● Given request
Copy out the entries in full and with complete accuracy; pictures are excluded.

(Dataset records)
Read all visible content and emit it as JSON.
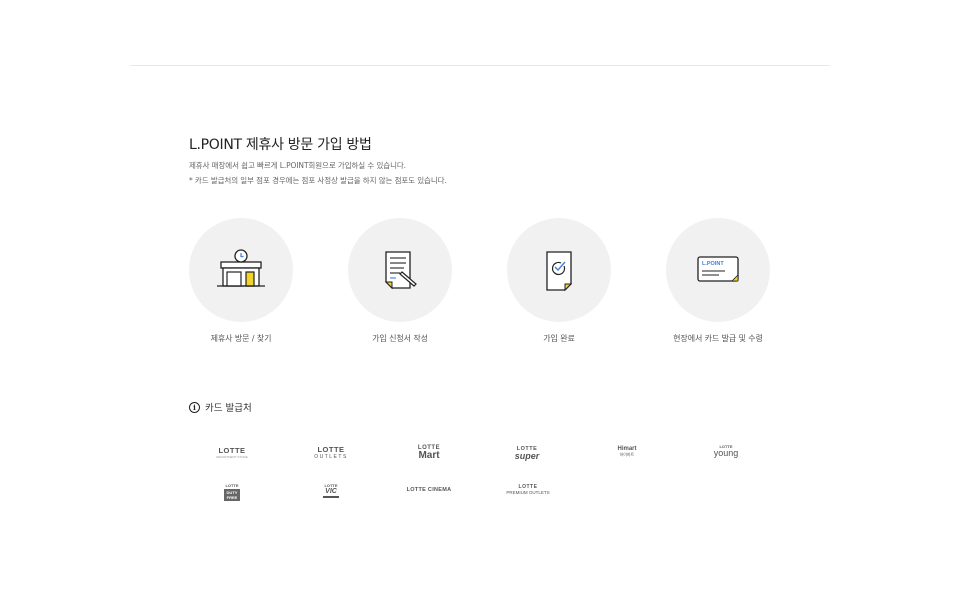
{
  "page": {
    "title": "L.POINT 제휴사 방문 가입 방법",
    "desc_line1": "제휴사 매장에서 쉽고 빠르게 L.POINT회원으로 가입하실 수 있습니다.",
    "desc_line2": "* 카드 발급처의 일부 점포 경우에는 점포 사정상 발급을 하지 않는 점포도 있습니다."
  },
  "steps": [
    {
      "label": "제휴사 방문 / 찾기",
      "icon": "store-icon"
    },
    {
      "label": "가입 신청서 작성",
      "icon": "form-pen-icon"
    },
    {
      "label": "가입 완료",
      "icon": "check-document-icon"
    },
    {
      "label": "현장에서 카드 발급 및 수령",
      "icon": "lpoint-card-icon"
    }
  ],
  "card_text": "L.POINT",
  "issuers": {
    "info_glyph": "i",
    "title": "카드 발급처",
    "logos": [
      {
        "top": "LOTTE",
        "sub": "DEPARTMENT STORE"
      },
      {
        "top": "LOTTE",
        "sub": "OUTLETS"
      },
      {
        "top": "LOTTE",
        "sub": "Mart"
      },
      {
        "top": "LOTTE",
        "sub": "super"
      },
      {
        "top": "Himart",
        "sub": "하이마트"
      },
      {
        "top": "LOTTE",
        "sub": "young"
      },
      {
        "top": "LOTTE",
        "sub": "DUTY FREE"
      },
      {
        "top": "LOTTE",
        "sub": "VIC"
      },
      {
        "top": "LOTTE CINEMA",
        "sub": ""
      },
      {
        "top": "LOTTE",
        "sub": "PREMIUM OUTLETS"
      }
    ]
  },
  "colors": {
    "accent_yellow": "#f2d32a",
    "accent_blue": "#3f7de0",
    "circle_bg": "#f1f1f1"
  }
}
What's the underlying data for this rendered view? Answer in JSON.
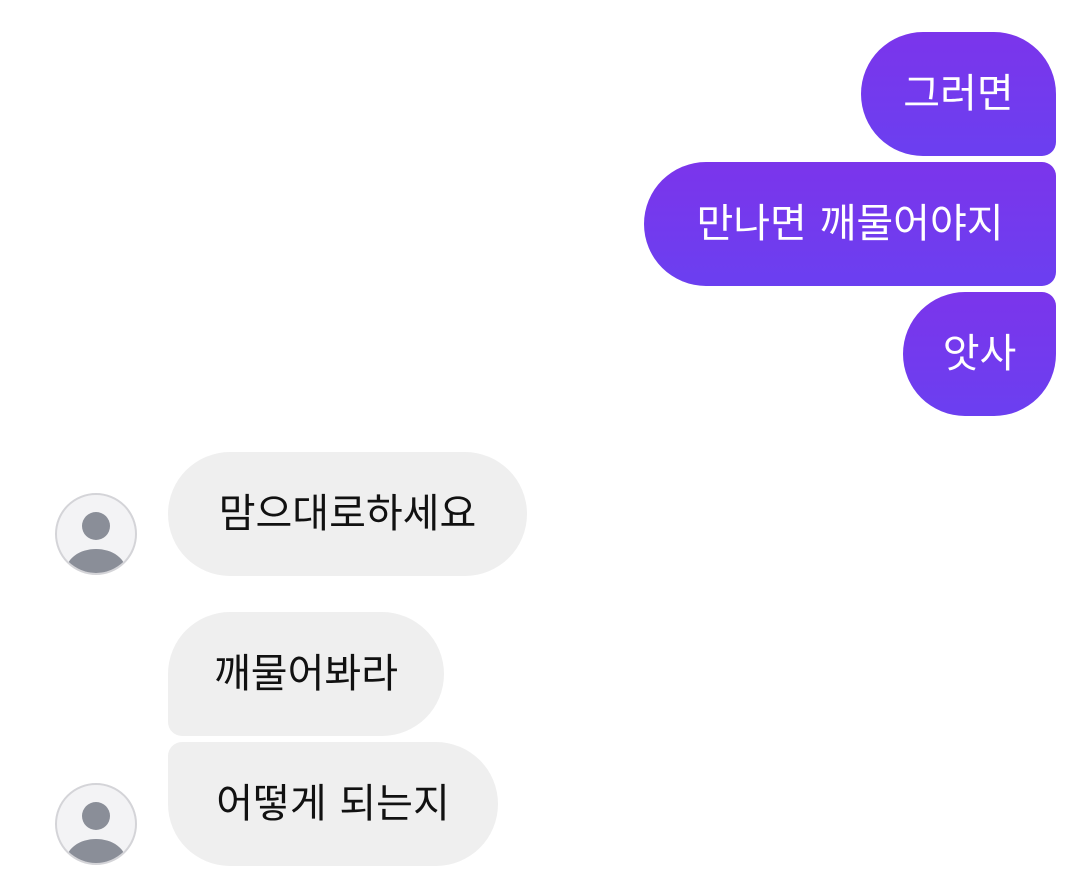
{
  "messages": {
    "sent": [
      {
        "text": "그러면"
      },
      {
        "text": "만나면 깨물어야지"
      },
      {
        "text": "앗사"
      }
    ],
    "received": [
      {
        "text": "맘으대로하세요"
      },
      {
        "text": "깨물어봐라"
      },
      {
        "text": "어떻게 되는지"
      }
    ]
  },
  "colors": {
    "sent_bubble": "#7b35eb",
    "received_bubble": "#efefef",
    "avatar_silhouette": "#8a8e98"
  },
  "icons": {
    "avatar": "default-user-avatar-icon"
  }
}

● Result of the task
Read all visible content and emit it as JSON.
{
  "page": {
    "title": "L.POINT 제휴사 방문 가입 방법",
    "desc_line1": "제휴사 매장에서 쉽고 빠르게 L.POINT회원으로 가입하실 수 있습니다.",
    "desc_line2": "* 카드 발급처의 일부 점포 경우에는 점포 사정상 발급을 하지 않는 점포도 있습니다."
  },
  "steps": [
    {
      "label": "제휴사 방문 / 찾기",
      "icon": "store-icon"
    },
    {
      "label": "가입 신청서 작성",
      "icon": "form-pen-icon"
    },
    {
      "label": "가입 완료",
      "icon": "check-document-icon"
    },
    {
      "label": "현장에서 카드 발급 및 수령",
      "icon": "lpoint-card-icon"
    }
  ],
  "card_text": "L.POINT",
  "issuers": {
    "info_glyph": "i",
    "title": "카드 발급처",
    "logos": [
      {
        "top": "LOTTE",
        "sub": "DEPARTMENT STORE"
      },
      {
        "top": "LOTTE",
        "sub": "OUTLETS"
      },
      {
        "top": "LOTTE",
        "sub": "Mart"
      },
      {
        "top": "LOTTE",
        "sub": "super"
      },
      {
        "top": "Himart",
        "sub": "하이마트"
      },
      {
        "top": "LOTTE",
        "sub": "young"
      },
      {
        "top": "LOTTE",
        "sub": "DUTY FREE"
      },
      {
        "top": "LOTTE",
        "sub": "VIC"
      },
      {
        "top": "LOTTE CINEMA",
        "sub": ""
      },
      {
        "top": "LOTTE",
        "sub": "PREMIUM OUTLETS"
      }
    ]
  },
  "colors": {
    "accent_yellow": "#f2d32a",
    "accent_blue": "#3f7de0",
    "circle_bg": "#f1f1f1"
  }
}
What's the underlying data for this rendered view? Answer in JSON.
{
  "messages": {
    "sent": [
      {
        "text": "그러면"
      },
      {
        "text": "만나면 깨물어야지"
      },
      {
        "text": "앗사"
      }
    ],
    "received": [
      {
        "text": "맘으대로하세요"
      },
      {
        "text": "깨물어봐라"
      },
      {
        "text": "어떻게 되는지"
      }
    ]
  },
  "colors": {
    "sent_bubble": "#7b35eb",
    "received_bubble": "#efefef",
    "avatar_silhouette": "#8a8e98"
  },
  "icons": {
    "avatar": "default-user-avatar-icon"
  }
}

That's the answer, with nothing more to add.